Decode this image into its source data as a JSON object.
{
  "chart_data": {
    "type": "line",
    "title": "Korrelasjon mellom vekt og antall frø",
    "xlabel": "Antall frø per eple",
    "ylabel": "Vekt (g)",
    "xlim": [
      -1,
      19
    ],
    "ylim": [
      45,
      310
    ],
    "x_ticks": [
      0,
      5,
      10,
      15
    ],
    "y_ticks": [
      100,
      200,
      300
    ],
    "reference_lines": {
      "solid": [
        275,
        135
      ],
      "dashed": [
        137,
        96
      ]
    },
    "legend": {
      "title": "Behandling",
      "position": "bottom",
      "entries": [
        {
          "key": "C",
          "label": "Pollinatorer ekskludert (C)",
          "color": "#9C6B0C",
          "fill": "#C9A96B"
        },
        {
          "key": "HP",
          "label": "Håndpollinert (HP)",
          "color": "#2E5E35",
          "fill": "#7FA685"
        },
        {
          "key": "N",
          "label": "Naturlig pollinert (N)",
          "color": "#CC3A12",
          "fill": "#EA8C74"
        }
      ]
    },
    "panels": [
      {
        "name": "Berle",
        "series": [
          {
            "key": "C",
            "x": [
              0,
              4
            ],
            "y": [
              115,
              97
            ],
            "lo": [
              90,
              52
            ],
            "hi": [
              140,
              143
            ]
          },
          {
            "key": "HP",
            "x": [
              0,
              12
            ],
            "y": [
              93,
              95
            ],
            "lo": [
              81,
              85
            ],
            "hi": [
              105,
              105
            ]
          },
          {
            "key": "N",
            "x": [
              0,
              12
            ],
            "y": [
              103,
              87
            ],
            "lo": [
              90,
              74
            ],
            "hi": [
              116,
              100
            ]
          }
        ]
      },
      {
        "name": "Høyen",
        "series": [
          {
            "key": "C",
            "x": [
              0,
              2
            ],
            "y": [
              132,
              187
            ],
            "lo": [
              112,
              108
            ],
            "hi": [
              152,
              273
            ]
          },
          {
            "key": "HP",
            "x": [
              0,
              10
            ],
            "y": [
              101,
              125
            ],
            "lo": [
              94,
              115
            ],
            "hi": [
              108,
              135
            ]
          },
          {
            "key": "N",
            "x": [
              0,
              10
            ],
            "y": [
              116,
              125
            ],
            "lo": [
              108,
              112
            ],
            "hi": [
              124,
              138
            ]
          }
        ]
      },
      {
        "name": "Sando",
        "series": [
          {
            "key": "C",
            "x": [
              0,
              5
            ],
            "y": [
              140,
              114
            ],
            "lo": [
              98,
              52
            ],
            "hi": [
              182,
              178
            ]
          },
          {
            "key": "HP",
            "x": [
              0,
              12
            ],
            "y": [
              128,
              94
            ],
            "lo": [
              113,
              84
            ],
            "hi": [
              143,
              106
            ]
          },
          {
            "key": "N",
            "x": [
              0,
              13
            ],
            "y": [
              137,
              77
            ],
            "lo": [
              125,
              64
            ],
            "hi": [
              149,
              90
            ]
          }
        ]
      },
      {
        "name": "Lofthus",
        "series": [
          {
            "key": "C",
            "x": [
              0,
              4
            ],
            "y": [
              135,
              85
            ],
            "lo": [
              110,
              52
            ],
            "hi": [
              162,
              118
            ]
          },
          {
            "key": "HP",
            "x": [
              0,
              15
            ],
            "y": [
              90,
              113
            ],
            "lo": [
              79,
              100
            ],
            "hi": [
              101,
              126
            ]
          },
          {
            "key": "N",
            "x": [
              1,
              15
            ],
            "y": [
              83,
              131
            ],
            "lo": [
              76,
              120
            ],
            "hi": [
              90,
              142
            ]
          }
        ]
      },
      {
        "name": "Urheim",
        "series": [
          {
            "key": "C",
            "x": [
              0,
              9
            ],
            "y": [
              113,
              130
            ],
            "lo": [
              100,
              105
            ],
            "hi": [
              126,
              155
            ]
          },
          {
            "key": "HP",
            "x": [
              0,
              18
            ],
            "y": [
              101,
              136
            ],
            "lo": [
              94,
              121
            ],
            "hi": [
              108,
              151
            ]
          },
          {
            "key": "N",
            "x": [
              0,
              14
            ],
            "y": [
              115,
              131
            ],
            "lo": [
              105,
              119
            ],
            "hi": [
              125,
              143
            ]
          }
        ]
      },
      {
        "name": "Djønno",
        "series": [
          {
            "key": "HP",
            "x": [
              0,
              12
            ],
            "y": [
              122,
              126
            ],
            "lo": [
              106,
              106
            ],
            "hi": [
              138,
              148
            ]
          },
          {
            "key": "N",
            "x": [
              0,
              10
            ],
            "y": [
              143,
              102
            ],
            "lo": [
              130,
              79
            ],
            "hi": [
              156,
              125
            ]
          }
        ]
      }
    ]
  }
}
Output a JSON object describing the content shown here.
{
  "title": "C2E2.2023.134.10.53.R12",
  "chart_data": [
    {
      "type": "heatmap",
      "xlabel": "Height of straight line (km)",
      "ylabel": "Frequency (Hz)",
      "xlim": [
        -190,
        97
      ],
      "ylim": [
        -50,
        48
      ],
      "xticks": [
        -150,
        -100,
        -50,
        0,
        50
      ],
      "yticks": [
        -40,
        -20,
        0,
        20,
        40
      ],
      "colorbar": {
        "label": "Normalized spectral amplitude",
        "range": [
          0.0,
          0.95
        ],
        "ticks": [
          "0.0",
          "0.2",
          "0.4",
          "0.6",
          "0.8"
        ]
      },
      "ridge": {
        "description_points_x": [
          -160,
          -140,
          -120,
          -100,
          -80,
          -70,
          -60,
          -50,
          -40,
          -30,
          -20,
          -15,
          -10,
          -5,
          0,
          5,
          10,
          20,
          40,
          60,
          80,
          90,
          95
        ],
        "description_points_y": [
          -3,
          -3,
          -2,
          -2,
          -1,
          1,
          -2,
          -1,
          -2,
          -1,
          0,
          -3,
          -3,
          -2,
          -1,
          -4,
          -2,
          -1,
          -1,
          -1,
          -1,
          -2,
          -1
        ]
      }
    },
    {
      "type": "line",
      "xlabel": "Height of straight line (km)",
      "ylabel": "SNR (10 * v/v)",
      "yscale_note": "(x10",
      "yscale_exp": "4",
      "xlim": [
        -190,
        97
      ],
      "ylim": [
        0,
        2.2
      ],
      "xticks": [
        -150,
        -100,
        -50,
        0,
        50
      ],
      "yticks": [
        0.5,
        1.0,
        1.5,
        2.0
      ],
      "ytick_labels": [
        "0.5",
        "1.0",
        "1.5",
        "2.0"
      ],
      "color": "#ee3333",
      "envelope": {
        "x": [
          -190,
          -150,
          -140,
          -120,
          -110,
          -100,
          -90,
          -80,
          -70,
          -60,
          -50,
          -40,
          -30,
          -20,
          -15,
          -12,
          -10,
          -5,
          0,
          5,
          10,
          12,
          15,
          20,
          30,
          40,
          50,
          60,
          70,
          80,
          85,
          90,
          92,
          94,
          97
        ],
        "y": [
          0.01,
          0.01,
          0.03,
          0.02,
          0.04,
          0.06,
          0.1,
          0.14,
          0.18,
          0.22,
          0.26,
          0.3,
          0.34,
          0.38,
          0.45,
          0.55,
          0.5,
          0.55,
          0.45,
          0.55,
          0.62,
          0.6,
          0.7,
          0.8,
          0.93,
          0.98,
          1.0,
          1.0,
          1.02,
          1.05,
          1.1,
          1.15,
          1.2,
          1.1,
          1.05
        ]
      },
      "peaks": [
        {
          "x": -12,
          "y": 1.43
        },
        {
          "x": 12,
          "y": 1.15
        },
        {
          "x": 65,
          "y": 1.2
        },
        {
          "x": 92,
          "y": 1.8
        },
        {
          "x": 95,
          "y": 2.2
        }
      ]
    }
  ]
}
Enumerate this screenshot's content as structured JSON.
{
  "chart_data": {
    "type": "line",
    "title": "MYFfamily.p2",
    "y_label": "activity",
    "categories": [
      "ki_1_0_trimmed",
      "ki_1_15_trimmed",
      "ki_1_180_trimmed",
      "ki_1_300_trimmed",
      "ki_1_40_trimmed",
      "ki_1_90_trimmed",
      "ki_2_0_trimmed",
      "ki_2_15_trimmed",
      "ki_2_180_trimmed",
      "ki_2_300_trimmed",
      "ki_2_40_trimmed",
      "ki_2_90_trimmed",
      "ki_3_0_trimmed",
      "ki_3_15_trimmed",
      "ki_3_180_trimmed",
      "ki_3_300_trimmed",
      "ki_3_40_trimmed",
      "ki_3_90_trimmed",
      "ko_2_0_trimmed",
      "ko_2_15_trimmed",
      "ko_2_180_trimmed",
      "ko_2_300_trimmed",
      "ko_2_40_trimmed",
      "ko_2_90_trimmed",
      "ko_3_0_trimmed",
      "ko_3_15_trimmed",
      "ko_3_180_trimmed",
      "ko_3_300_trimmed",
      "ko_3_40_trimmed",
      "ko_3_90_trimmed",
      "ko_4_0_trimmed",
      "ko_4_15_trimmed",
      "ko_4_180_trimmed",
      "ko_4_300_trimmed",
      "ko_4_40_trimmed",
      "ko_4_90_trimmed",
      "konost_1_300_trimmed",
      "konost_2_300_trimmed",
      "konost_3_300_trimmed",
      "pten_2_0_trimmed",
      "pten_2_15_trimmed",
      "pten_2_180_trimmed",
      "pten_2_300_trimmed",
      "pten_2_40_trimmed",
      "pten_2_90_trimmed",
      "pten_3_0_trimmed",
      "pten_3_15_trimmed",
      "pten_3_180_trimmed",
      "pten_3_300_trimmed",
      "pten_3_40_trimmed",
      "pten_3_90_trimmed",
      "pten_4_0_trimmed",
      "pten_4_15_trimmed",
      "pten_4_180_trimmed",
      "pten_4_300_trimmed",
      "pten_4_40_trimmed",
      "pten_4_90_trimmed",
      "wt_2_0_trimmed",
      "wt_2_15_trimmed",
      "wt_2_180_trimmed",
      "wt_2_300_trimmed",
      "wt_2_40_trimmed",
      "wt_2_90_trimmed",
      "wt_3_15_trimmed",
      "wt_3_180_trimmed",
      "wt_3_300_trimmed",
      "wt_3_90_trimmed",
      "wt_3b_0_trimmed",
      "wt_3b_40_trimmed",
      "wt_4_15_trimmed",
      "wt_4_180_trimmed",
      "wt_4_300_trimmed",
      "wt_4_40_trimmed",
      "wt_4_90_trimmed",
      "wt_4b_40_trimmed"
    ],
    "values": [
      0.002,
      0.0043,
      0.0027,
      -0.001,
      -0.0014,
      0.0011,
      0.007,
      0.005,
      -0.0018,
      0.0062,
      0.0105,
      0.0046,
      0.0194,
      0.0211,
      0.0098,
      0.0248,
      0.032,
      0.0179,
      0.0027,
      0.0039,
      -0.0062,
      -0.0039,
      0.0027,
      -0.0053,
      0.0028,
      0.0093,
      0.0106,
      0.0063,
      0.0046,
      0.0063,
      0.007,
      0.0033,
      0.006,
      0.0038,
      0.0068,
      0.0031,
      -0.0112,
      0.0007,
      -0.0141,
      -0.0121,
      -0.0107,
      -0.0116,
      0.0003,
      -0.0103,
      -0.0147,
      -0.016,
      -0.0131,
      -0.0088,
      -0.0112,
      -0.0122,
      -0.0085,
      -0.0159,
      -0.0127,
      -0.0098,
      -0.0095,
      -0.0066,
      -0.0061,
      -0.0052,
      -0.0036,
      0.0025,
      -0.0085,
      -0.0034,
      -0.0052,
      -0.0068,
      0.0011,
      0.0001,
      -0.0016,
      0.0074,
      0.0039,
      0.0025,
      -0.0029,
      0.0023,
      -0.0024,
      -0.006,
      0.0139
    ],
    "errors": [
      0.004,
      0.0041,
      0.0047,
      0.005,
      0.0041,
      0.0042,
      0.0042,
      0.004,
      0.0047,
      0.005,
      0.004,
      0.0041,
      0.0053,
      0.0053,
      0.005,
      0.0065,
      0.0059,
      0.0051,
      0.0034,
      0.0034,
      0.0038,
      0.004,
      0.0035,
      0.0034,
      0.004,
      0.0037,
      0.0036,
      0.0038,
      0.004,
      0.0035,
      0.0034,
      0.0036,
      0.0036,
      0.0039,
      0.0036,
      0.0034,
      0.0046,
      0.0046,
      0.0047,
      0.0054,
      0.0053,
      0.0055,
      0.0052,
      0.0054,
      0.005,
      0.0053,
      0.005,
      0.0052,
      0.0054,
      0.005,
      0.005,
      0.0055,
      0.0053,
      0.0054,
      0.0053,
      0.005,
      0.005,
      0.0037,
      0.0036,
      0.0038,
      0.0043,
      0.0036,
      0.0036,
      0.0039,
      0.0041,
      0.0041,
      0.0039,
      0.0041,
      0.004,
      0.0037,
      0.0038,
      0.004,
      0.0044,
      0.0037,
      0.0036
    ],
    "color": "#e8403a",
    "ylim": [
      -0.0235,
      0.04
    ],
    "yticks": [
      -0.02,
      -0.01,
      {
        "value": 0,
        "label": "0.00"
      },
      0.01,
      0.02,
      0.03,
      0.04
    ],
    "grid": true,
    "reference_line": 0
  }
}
++++++
● Short task
Copy out each line of the entries that holds "this".

● Completed task
Decode this image into its source data as a JSON object.
Enumerate this screenshot's content as structured JSON.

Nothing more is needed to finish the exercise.